What to do. Set the data down again, exactly as it reads, but without the pictures.

Exercise data.
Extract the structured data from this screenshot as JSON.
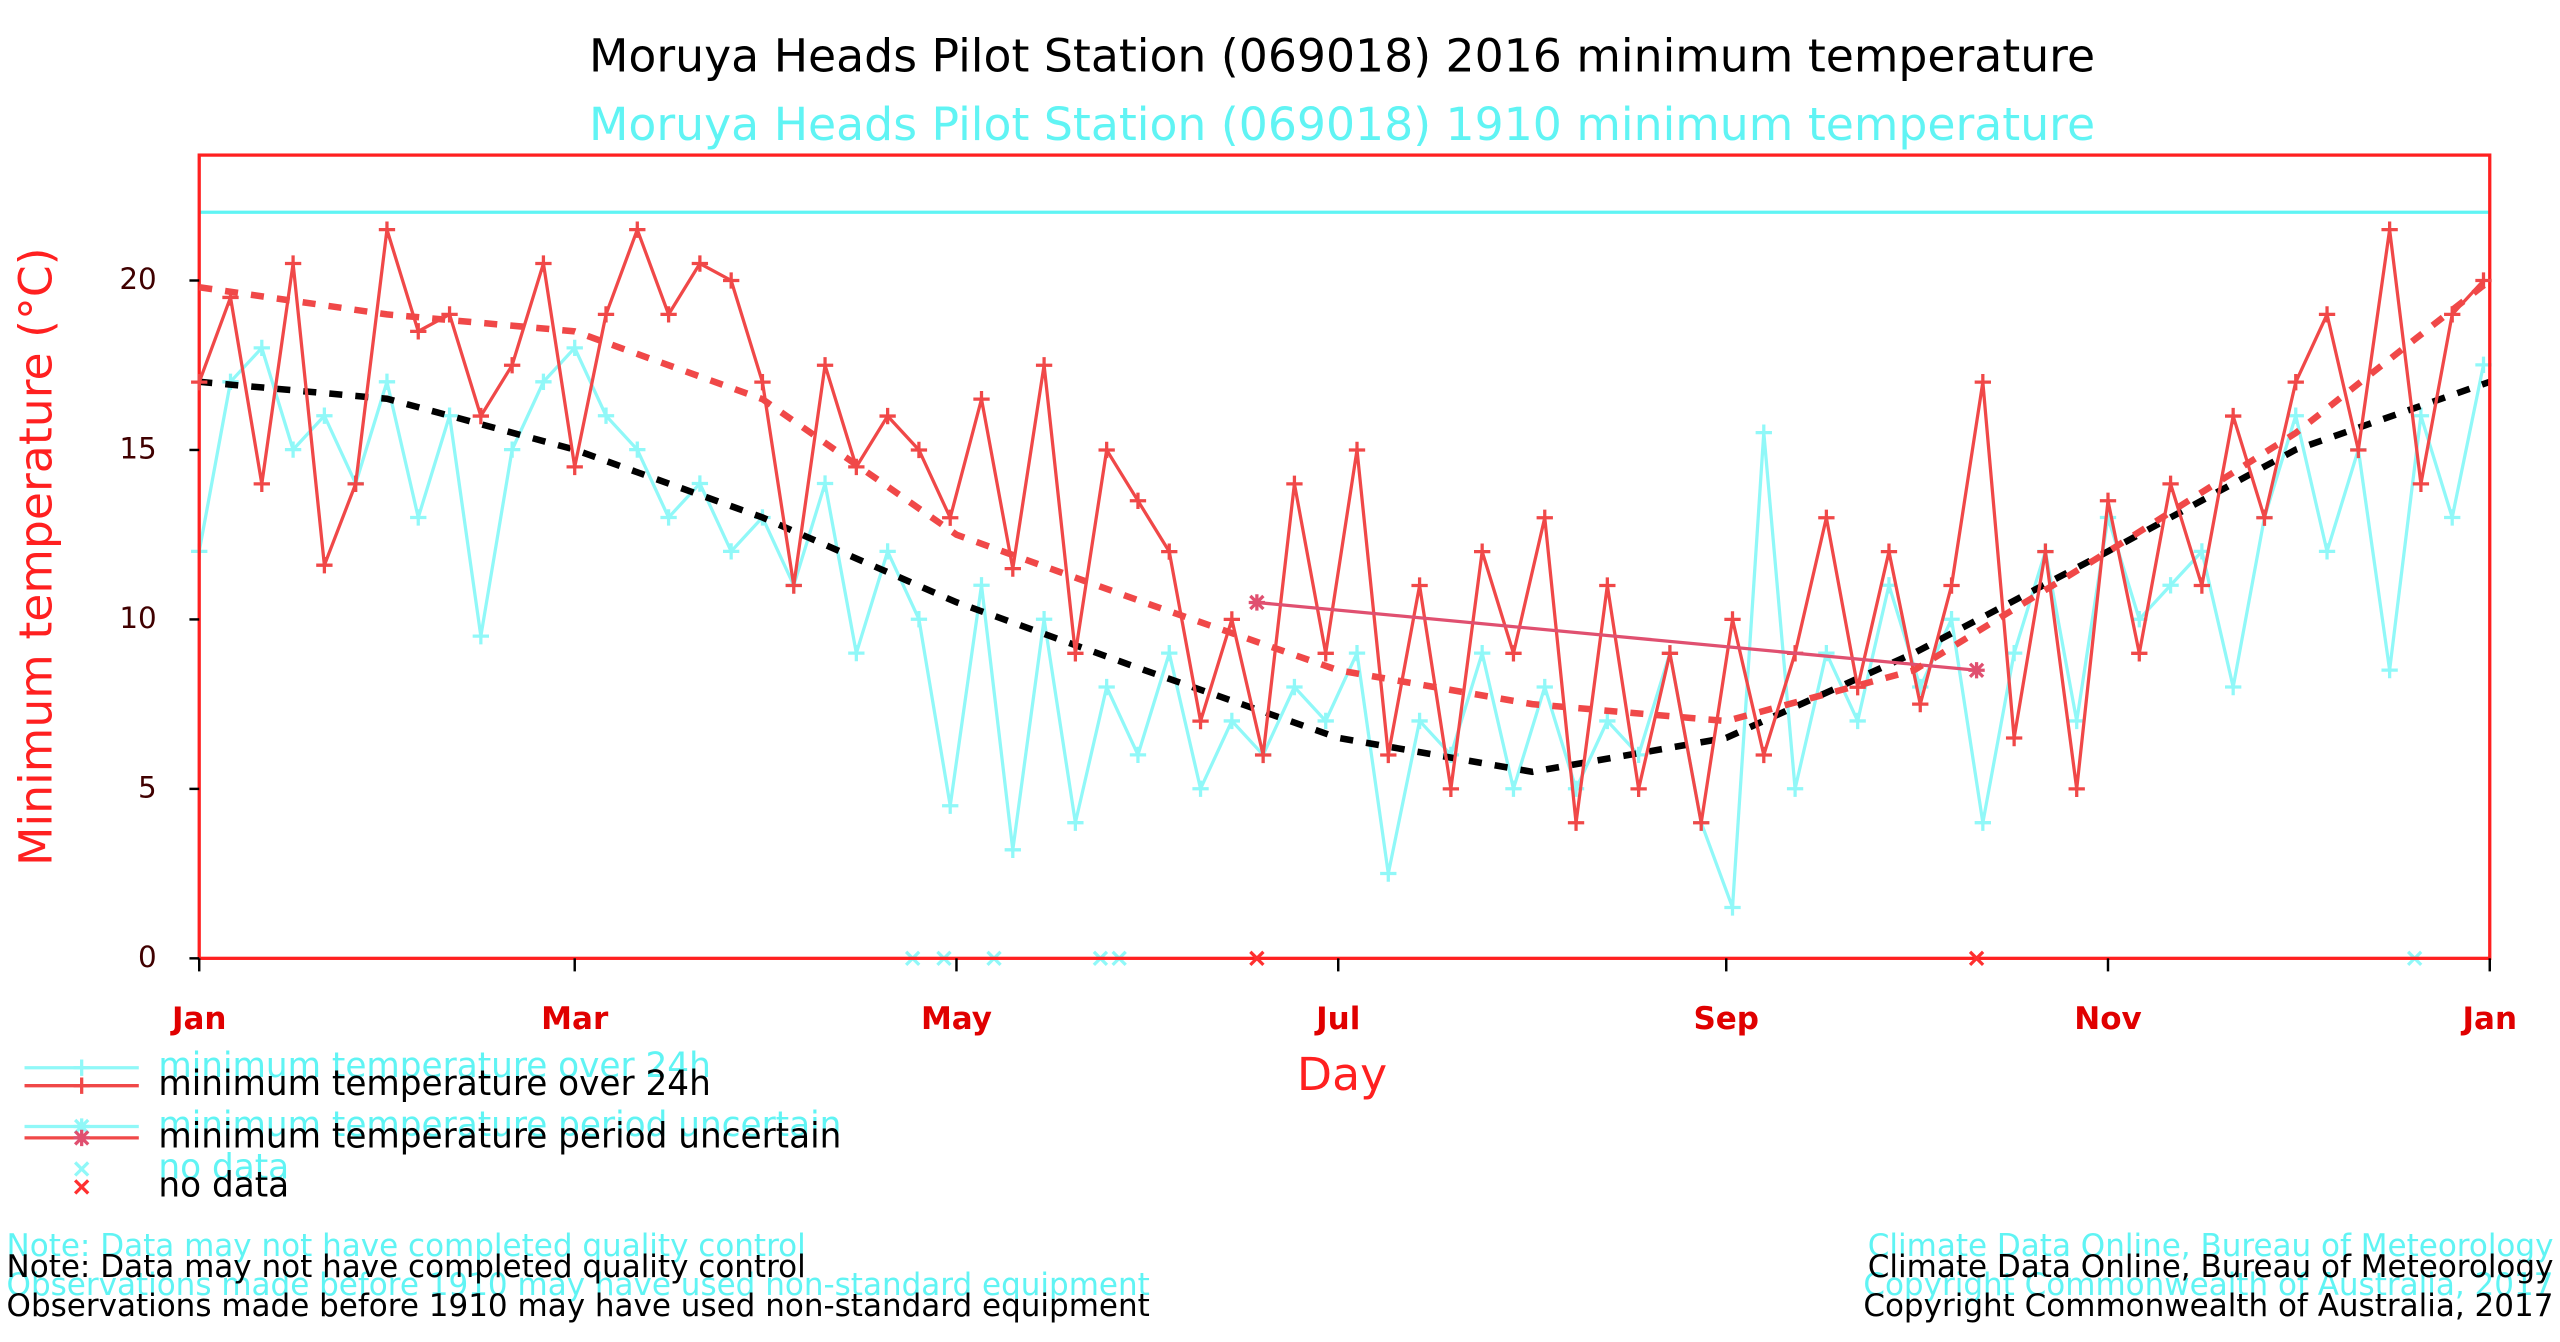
{
  "chart_data": [
    {
      "type": "line",
      "title": "Moruya Heads Pilot Station (069018) 2016 minimum temperature",
      "title_color": "#000000",
      "text_color": "#000000",
      "frame_color": "#ff2020",
      "tick_label_color": "#e00000",
      "axis_label_color": "#ff2020",
      "x_label": "Day",
      "y_label": "Minimum temperature (°C)",
      "xlim": [
        1,
        367
      ],
      "ylim": [
        0,
        23.7
      ],
      "xticks": [
        {
          "value": 1,
          "label": "Jan"
        },
        {
          "value": 61,
          "label": "Mar"
        },
        {
          "value": 122,
          "label": "May"
        },
        {
          "value": 183,
          "label": "Jul"
        },
        {
          "value": 245,
          "label": "Sep"
        },
        {
          "value": 306,
          "label": "Nov"
        },
        {
          "value": 367,
          "label": "Jan"
        }
      ],
      "yticks": [
        0,
        5,
        10,
        15,
        20
      ],
      "series": [
        {
          "name": "minimum temperature over 24h",
          "color": "#f04848",
          "marker": "plus",
          "x": [
            1,
            6,
            11,
            16,
            21,
            26,
            31,
            36,
            41,
            46,
            51,
            56,
            61,
            66,
            71,
            76,
            81,
            86,
            91,
            96,
            101,
            106,
            111,
            116,
            121,
            126,
            131,
            136,
            141,
            146,
            151,
            156,
            161,
            166,
            171,
            176,
            181,
            186,
            191,
            196,
            201,
            206,
            211,
            216,
            221,
            226,
            231,
            236,
            241,
            246,
            251,
            256,
            261,
            266,
            271,
            276,
            281,
            286,
            291,
            296,
            301,
            306,
            311,
            316,
            321,
            326,
            331,
            336,
            341,
            346,
            351,
            356,
            361,
            366
          ],
          "values": [
            17,
            19.5,
            14,
            20.5,
            11.6,
            14,
            21.5,
            18.5,
            19,
            16,
            17.5,
            20.5,
            14.5,
            19,
            21.5,
            19,
            20.5,
            20,
            17,
            11,
            17.5,
            14.5,
            16,
            15,
            13,
            16.5,
            11.5,
            17.5,
            9,
            15,
            13.5,
            12,
            7,
            10,
            6,
            14,
            9,
            15,
            6,
            11,
            5,
            12,
            9,
            13,
            4,
            11,
            5,
            9,
            4,
            10,
            6,
            9,
            13,
            8,
            12,
            7.5,
            11,
            17,
            6.5,
            12,
            5,
            13.5,
            9,
            14,
            11,
            16,
            13,
            17,
            19,
            15,
            21.5,
            14,
            19,
            20
          ]
        },
        {
          "name": "minimum temperature period uncertain",
          "color": "#e05070",
          "marker": "star",
          "x": [
            170,
            285
          ],
          "values": [
            10.5,
            8.5
          ]
        },
        {
          "name": "no data",
          "color": "#ff3030",
          "marker": "cross",
          "line": false,
          "x": [
            170,
            285
          ],
          "values": [
            0,
            0
          ]
        },
        {
          "color": "#f04848",
          "style": "dashed",
          "x": [
            1,
            31,
            61,
            91,
            122,
            152,
            183,
            214,
            245,
            275,
            306,
            336,
            367
          ],
          "values": [
            19.8,
            19,
            18.5,
            16.5,
            12.5,
            10.5,
            8.5,
            7.5,
            7,
            8.5,
            12,
            15.5,
            20
          ]
        }
      ],
      "notes": [
        "Note: Data may not have completed quality control",
        "Observations made before 1910 may have used non-standard equipment"
      ],
      "credits": [
        "Climate Data Online, Bureau of Meteorology",
        "Copyright Commonwealth of Australia, 2017"
      ]
    },
    {
      "type": "line",
      "title": "Moruya Heads Pilot Station (069018) 1910 minimum temperature",
      "title_color": "#60f4f4",
      "text_color": "#60f4f4",
      "frame_color": "#60f4f4",
      "xlim": [
        1,
        367
      ],
      "ylim": [
        0,
        22
      ],
      "series": [
        {
          "name": "minimum temperature over 24h",
          "color": "#90f8f8",
          "marker": "plus",
          "x": [
            1,
            6,
            11,
            16,
            21,
            26,
            31,
            36,
            41,
            46,
            51,
            56,
            61,
            66,
            71,
            76,
            81,
            86,
            91,
            96,
            101,
            106,
            111,
            116,
            121,
            126,
            131,
            136,
            141,
            146,
            151,
            156,
            161,
            166,
            171,
            176,
            181,
            186,
            191,
            196,
            201,
            206,
            211,
            216,
            221,
            226,
            231,
            236,
            241,
            246,
            251,
            256,
            261,
            266,
            271,
            276,
            281,
            286,
            291,
            296,
            301,
            306,
            311,
            316,
            321,
            326,
            331,
            336,
            341,
            346,
            351,
            356,
            361,
            366
          ],
          "values": [
            12,
            17,
            18,
            15,
            16,
            14,
            17,
            13,
            16,
            9.5,
            15,
            17,
            18,
            16,
            15,
            13,
            14,
            12,
            13,
            11,
            14,
            9,
            12,
            10,
            4.5,
            11,
            3.2,
            10,
            4,
            8,
            6,
            9,
            5,
            7,
            6,
            8,
            7,
            9,
            2.5,
            7,
            6,
            9,
            5,
            8,
            5,
            7,
            6,
            9,
            4,
            1.5,
            15.5,
            5,
            9,
            7,
            11,
            8,
            10,
            4,
            9,
            12,
            7,
            13,
            10,
            11,
            12,
            8,
            13,
            16,
            12,
            15,
            8.5,
            16,
            13,
            17.5
          ]
        },
        {
          "name": "minimum temperature period uncertain",
          "color": "#90f8f8",
          "marker": "star",
          "x": [],
          "values": []
        },
        {
          "name": "no data",
          "color": "#90f8f8",
          "marker": "cross",
          "line": false,
          "x": [
            115,
            120,
            128,
            145,
            148,
            355
          ],
          "values": [
            0,
            0,
            0,
            0,
            0,
            0
          ]
        },
        {
          "color": "#000000",
          "style": "dashed",
          "x": [
            1,
            31,
            61,
            91,
            122,
            152,
            183,
            214,
            245,
            275,
            306,
            336,
            367
          ],
          "values": [
            17,
            16.5,
            15,
            13,
            10.5,
            8.5,
            6.5,
            5.5,
            6.5,
            9,
            12,
            15,
            17
          ]
        }
      ],
      "notes": [
        "Note: Data may not have completed quality control",
        "Observations made before 1910 may have used non-standard equipment"
      ],
      "credits": [
        "Climate Data Online, Bureau of Meteorology",
        "Copyright Commonwealth of Australia, 2017"
      ]
    }
  ]
}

The answer.
Extract the structured data from this screenshot as JSON.
{
  "chart_data": [
    {
      "type": "line",
      "title": "Moruya Heads Pilot Station (069018) 2016 minimum temperature",
      "title_color": "#000000",
      "text_color": "#000000",
      "frame_color": "#ff2020",
      "tick_label_color": "#e00000",
      "axis_label_color": "#ff2020",
      "x_label": "Day",
      "y_label": "Minimum temperature (°C)",
      "xlim": [
        1,
        367
      ],
      "ylim": [
        0,
        23.7
      ],
      "xticks": [
        {
          "value": 1,
          "label": "Jan"
        },
        {
          "value": 61,
          "label": "Mar"
        },
        {
          "value": 122,
          "label": "May"
        },
        {
          "value": 183,
          "label": "Jul"
        },
        {
          "value": 245,
          "label": "Sep"
        },
        {
          "value": 306,
          "label": "Nov"
        },
        {
          "value": 367,
          "label": "Jan"
        }
      ],
      "yticks": [
        0,
        5,
        10,
        15,
        20
      ],
      "series": [
        {
          "name": "minimum temperature over 24h",
          "color": "#f04848",
          "marker": "plus",
          "x": [
            1,
            6,
            11,
            16,
            21,
            26,
            31,
            36,
            41,
            46,
            51,
            56,
            61,
            66,
            71,
            76,
            81,
            86,
            91,
            96,
            101,
            106,
            111,
            116,
            121,
            126,
            131,
            136,
            141,
            146,
            151,
            156,
            161,
            166,
            171,
            176,
            181,
            186,
            191,
            196,
            201,
            206,
            211,
            216,
            221,
            226,
            231,
            236,
            241,
            246,
            251,
            256,
            261,
            266,
            271,
            276,
            281,
            286,
            291,
            296,
            301,
            306,
            311,
            316,
            321,
            326,
            331,
            336,
            341,
            346,
            351,
            356,
            361,
            366
          ],
          "values": [
            17,
            19.5,
            14,
            20.5,
            11.6,
            14,
            21.5,
            18.5,
            19,
            16,
            17.5,
            20.5,
            14.5,
            19,
            21.5,
            19,
            20.5,
            20,
            17,
            11,
            17.5,
            14.5,
            16,
            15,
            13,
            16.5,
            11.5,
            17.5,
            9,
            15,
            13.5,
            12,
            7,
            10,
            6,
            14,
            9,
            15,
            6,
            11,
            5,
            12,
            9,
            13,
            4,
            11,
            5,
            9,
            4,
            10,
            6,
            9,
            13,
            8,
            12,
            7.5,
            11,
            17,
            6.5,
            12,
            5,
            13.5,
            9,
            14,
            11,
            16,
            13,
            17,
            19,
            15,
            21.5,
            14,
            19,
            20
          ]
        },
        {
          "name": "minimum temperature period uncertain",
          "color": "#e05070",
          "marker": "star",
          "x": [
            170,
            285
          ],
          "values": [
            10.5,
            8.5
          ]
        },
        {
          "name": "no data",
          "color": "#ff3030",
          "marker": "cross",
          "line": false,
          "x": [
            170,
            285
          ],
          "values": [
            0,
            0
          ]
        },
        {
          "color": "#f04848",
          "style": "dashed",
          "x": [
            1,
            31,
            61,
            91,
            122,
            152,
            183,
            214,
            245,
            275,
            306,
            336,
            367
          ],
          "values": [
            19.8,
            19,
            18.5,
            16.5,
            12.5,
            10.5,
            8.5,
            7.5,
            7,
            8.5,
            12,
            15.5,
            20
          ]
        }
      ],
      "notes": [
        "Note: Data may not have completed quality control",
        "Observations made before 1910 may have used non-standard equipment"
      ],
      "credits": [
        "Climate Data Online, Bureau of Meteorology",
        "Copyright Commonwealth of Australia, 2017"
      ]
    },
    {
      "type": "line",
      "title": "Moruya Heads Pilot Station (069018) 1910 minimum temperature",
      "title_color": "#60f4f4",
      "text_color": "#60f4f4",
      "frame_color": "#60f4f4",
      "xlim": [
        1,
        367
      ],
      "ylim": [
        0,
        22
      ],
      "series": [
        {
          "name": "minimum temperature over 24h",
          "color": "#90f8f8",
          "marker": "plus",
          "x": [
            1,
            6,
            11,
            16,
            21,
            26,
            31,
            36,
            41,
            46,
            51,
            56,
            61,
            66,
            71,
            76,
            81,
            86,
            91,
            96,
            101,
            106,
            111,
            116,
            121,
            126,
            131,
            136,
            141,
            146,
            151,
            156,
            161,
            166,
            171,
            176,
            181,
            186,
            191,
            196,
            201,
            206,
            211,
            216,
            221,
            226,
            231,
            236,
            241,
            246,
            251,
            256,
            261,
            266,
            271,
            276,
            281,
            286,
            291,
            296,
            301,
            306,
            311,
            316,
            321,
            326,
            331,
            336,
            341,
            346,
            351,
            356,
            361,
            366
          ],
          "values": [
            12,
            17,
            18,
            15,
            16,
            14,
            17,
            13,
            16,
            9.5,
            15,
            17,
            18,
            16,
            15,
            13,
            14,
            12,
            13,
            11,
            14,
            9,
            12,
            10,
            4.5,
            11,
            3.2,
            10,
            4,
            8,
            6,
            9,
            5,
            7,
            6,
            8,
            7,
            9,
            2.5,
            7,
            6,
            9,
            5,
            8,
            5,
            7,
            6,
            9,
            4,
            1.5,
            15.5,
            5,
            9,
            7,
            11,
            8,
            10,
            4,
            9,
            12,
            7,
            13,
            10,
            11,
            12,
            8,
            13,
            16,
            12,
            15,
            8.5,
            16,
            13,
            17.5
          ]
        },
        {
          "name": "minimum temperature period uncertain",
          "color": "#90f8f8",
          "marker": "star",
          "x": [],
          "values": []
        },
        {
          "name": "no data",
          "color": "#90f8f8",
          "marker": "cross",
          "line": false,
          "x": [
            115,
            120,
            128,
            145,
            148,
            355
          ],
          "values": [
            0,
            0,
            0,
            0,
            0,
            0
          ]
        },
        {
          "color": "#000000",
          "style": "dashed",
          "x": [
            1,
            31,
            61,
            91,
            122,
            152,
            183,
            214,
            245,
            275,
            306,
            336,
            367
          ],
          "values": [
            17,
            16.5,
            15,
            13,
            10.5,
            8.5,
            6.5,
            5.5,
            6.5,
            9,
            12,
            15,
            17
          ]
        }
      ],
      "notes": [
        "Note: Data may not have completed quality control",
        "Observations made before 1910 may have used non-standard equipment"
      ],
      "credits": [
        "Climate Data Online, Bureau of Meteorology",
        "Copyright Commonwealth of Australia, 2017"
      ]
    }
  ]
}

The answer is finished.